Start of Provided information

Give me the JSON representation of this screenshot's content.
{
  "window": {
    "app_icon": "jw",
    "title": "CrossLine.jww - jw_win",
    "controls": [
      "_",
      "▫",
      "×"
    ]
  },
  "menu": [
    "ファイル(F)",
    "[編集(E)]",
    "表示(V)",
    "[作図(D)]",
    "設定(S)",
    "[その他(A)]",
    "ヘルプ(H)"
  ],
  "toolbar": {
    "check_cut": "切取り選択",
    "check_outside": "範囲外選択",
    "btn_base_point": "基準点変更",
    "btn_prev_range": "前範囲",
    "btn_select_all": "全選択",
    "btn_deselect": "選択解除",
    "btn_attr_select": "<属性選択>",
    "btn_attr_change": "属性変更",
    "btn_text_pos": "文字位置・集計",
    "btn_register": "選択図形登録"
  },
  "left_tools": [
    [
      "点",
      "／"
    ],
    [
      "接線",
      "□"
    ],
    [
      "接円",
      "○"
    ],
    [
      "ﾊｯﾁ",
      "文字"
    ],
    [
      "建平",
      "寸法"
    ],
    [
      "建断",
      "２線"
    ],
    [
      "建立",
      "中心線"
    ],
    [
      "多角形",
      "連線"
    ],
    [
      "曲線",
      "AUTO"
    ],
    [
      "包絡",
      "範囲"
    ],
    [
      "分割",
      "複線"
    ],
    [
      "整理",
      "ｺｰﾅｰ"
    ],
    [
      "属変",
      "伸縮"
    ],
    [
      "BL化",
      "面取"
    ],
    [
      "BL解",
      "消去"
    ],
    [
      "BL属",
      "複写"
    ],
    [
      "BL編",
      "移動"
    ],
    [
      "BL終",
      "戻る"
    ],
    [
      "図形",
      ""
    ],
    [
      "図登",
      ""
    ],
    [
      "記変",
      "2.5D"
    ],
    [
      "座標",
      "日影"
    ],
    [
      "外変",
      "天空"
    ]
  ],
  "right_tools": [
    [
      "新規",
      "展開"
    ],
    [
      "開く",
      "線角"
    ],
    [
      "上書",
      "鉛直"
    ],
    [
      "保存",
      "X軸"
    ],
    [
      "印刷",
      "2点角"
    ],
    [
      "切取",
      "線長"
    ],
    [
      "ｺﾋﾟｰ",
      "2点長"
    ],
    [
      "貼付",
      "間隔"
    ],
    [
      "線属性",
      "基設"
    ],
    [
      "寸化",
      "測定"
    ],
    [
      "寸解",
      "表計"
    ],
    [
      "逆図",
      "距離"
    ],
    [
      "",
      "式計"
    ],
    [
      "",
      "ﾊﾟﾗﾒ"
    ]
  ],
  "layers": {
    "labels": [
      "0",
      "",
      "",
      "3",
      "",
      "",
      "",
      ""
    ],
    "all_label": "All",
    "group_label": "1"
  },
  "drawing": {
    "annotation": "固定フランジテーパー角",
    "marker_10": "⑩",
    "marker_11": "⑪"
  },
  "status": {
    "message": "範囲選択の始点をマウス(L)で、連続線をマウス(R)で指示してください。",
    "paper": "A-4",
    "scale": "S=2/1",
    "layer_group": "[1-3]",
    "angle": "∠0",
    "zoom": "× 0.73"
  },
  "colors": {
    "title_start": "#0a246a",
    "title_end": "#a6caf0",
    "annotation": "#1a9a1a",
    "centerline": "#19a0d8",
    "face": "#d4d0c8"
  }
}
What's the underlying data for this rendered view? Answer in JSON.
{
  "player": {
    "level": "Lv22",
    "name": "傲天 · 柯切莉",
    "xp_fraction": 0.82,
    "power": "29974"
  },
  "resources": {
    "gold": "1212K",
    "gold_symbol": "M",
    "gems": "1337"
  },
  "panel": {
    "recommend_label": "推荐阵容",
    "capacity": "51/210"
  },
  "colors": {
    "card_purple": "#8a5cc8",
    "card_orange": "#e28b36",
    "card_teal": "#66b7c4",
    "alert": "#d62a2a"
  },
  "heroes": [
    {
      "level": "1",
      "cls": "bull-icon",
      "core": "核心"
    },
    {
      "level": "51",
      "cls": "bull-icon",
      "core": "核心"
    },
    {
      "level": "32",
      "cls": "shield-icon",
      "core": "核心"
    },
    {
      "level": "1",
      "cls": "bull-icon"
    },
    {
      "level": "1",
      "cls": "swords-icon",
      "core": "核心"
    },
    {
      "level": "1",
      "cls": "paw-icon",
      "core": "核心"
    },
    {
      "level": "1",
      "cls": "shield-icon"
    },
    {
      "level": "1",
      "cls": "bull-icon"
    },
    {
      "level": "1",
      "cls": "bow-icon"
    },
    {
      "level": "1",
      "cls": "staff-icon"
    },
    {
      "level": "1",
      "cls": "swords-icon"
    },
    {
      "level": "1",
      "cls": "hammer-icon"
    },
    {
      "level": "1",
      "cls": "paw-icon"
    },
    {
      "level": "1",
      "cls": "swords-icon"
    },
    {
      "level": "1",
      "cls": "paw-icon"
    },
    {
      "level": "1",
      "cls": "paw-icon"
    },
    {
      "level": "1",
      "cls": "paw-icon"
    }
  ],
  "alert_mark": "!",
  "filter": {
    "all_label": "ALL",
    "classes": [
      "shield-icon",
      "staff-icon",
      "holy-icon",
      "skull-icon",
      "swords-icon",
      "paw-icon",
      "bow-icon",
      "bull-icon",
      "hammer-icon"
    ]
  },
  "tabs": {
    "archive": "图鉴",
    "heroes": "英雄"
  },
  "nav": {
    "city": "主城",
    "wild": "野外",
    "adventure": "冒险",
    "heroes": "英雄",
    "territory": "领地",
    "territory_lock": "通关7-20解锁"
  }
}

End of Provided information

• [What you are asked to do] Pull out each line of the records holding the string "JSON".

• [Final result]
Give me the JSON representation of this screenshot's content.
What's the underlying data for this rendered view? Answer in JSON.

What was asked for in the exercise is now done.